## GOAL
Write out the entire listing below exactly as it appears, minus any pictures.

[A run of records]
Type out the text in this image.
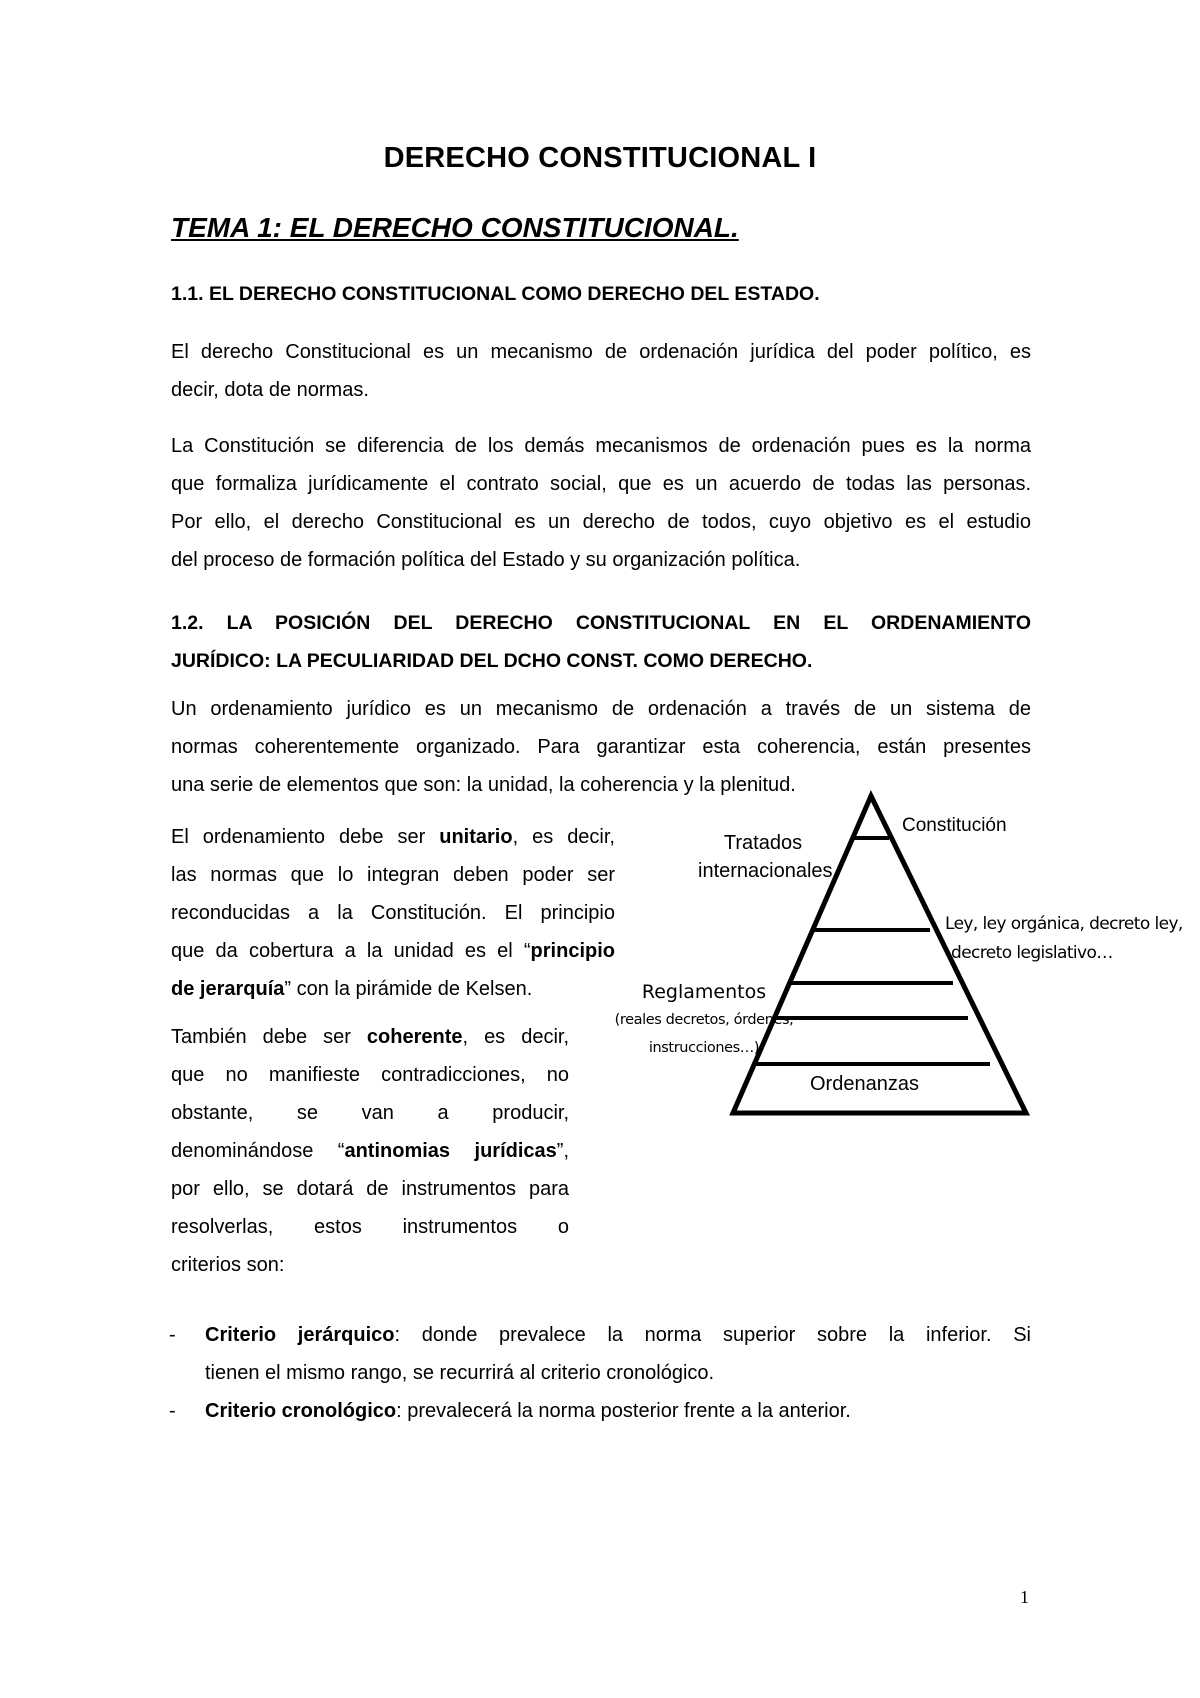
DERECHO CONSTITUCIONAL I
TEMA 1: EL DERECHO CONSTITUCIONAL.
1.1. EL DERECHO CONSTITUCIONAL COMO DERECHO DEL ESTADO.
El derecho Constitucional es un mecanismo de ordenación jurídica del poder político, es
decir, dota de normas.
La Constitución se diferencia de los demás mecanismos de ordenación pues es la norma
que formaliza jurídicamente el contrato social, que es un acuerdo de todas las personas.
Por ello, el derecho Constitucional es un derecho de todos, cuyo objetivo es el estudio
del proceso de formación política del Estado y su organización política.
1.2. LA POSICIÓN DEL DERECHO CONSTITUCIONAL EN EL ORDENAMIENTO
JURÍDICO: LA PECULIARIDAD DEL DCHO CONST. COMO DERECHO.
Un ordenamiento jurídico es un mecanismo de ordenación a través de un sistema de
normas coherentemente organizado. Para garantizar esta coherencia, están presentes
una serie de elementos que son: la unidad, la coherencia y la plenitud.
El ordenamiento debe ser unitario, es decir,
las normas que lo integran deben poder ser
reconducidas a la Constitución. El principio
que da cobertura a la unidad es el “principio
de jerarquía” con la pirámide de Kelsen.
También debe ser coherente, es decir,
que no manifieste contradicciones, no
obstante, se van a producir,
denominándose “antinomias jurídicas”,
por ello, se dotará de instrumentos para
resolverlas, estos instrumentos o
criterios son:
Constitución
Tratados
internacionales
Ley, ley orgánica, decreto ley,
decreto legislativo…
Reglamentos
(reales decretos, órdenes,
instrucciones…)
Ordenanzas
- Criterio jerárquico: donde prevalece la norma superior sobre la inferior. Si
tienen el mismo rango, se recurrirá al criterio cronológico.
- Criterio cronológico: prevalecerá la norma posterior frente a la anterior.
1
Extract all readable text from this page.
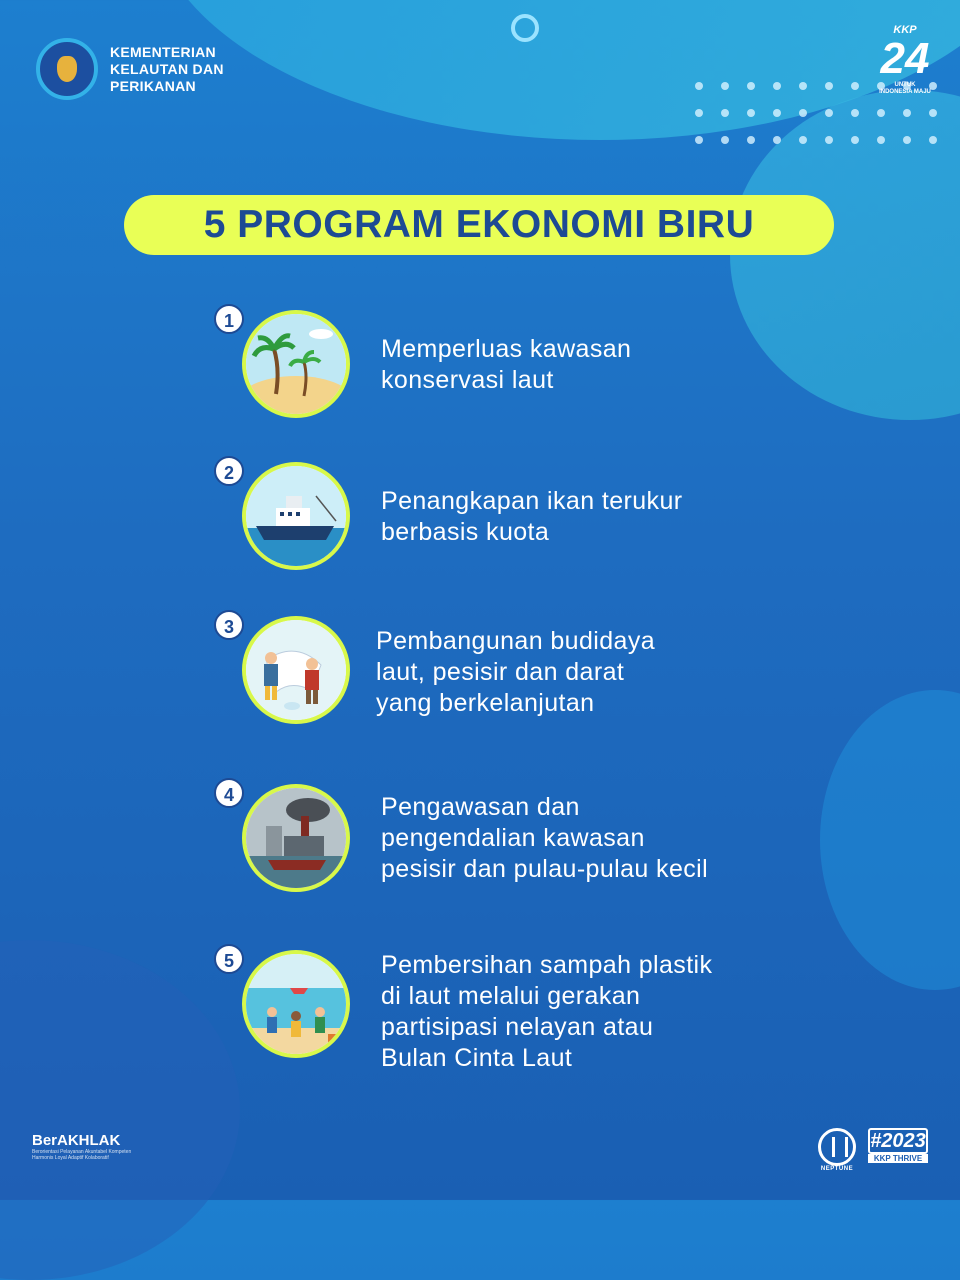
KEMENTERIAN
KELAUTAN DAN
PERIKANAN
KKP
24
UNTUK
INDONESIA MAJU
5 PROGRAM EKONOMI BIRU
1
Memperluas kawasan
konservasi laut
2
Penangkapan ikan terukur
berbasis kuota
3	Pembangunan budidaya
laut, pesisir dan darat
yang berkelanjutan
4	Pengawasan dan
pengendalian kawasan
pesisir dan pulau-pulau kecil
5	Pembersihan sampah plastik
di laut melalui gerakan
partisipasi nelayan atau
Bulan Cinta Laut
BerAKHLAK
Berorientasi Pelayanan Akuntabel Kompeten Harmonis Loyal Adaptif Kolaboratif
NEPTUNE
#2023
KKP THRIVE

## EXPECTED ANSWER
Type out the text in this image.
DERECHO CONSTITUCIONAL I
TEMA 1: EL DERECHO CONSTITUCIONAL.
1.1. EL DERECHO CONSTITUCIONAL COMO DERECHO DEL ESTADO.
El derecho Constitucional es un mecanismo de ordenación jurídica del poder político, es
decir, dota de normas.
La Constitución se diferencia de los demás mecanismos de ordenación pues es la norma
que formaliza jurídicamente el contrato social, que es un acuerdo de todas las personas.
Por ello, el derecho Constitucional es un derecho de todos, cuyo objetivo es el estudio
del proceso de formación política del Estado y su organización política.
1.2. LA POSICIÓN DEL DERECHO CONSTITUCIONAL EN EL ORDENAMIENTO
JURÍDICO: LA PECULIARIDAD DEL DCHO CONST. COMO DERECHO.
Un ordenamiento jurídico es un mecanismo de ordenación a través de un sistema de
normas coherentemente organizado. Para garantizar esta coherencia, están presentes
una serie de elementos que son: la unidad, la coherencia y la plenitud.
El ordenamiento debe ser unitario, es decir,
las normas que lo integran deben poder ser
reconducidas a la Constitución. El principio
que da cobertura a la unidad es el “principio
de jerarquía” con la pirámide de Kelsen.
También debe ser coherente, es decir,
que no manifieste contradicciones, no
obstante, se van a producir,
denominándose “antinomias jurídicas”,
por ello, se dotará de instrumentos para
resolverlas, estos instrumentos o
criterios son:
Constitución
Tratados
internacionales
Ley, ley orgánica, decreto ley,
decreto legislativo…
Reglamentos
(reales decretos, órdenes,
instrucciones…)
Ordenanzas
- Criterio jerárquico: donde prevalece la norma superior sobre la inferior. Si
tienen el mismo rango, se recurrirá al criterio cronológico.
- Criterio cronológico: prevalecerá la norma posterior frente a la anterior.
1
Extract all readable text from this page.
KEMENTERIAN
KELAUTAN DAN
PERIKANAN
KKP
24
UNTUK
INDONESIA MAJU
5 PROGRAM EKONOMI BIRU
1
Memperluas kawasan
konservasi laut
2
Penangkapan ikan terukur
berbasis kuota
3	Pembangunan budidaya
laut, pesisir dan darat
yang berkelanjutan
4	Pengawasan dan
pengendalian kawasan
pesisir dan pulau-pulau kecil
5	Pembersihan sampah plastik
di laut melalui gerakan
partisipasi nelayan atau
Bulan Cinta Laut
BerAKHLAK
Berorientasi Pelayanan Akuntabel Kompeten Harmonis Loyal Adaptif Kolaboratif
NEPTUNE
#2023
KKP THRIVE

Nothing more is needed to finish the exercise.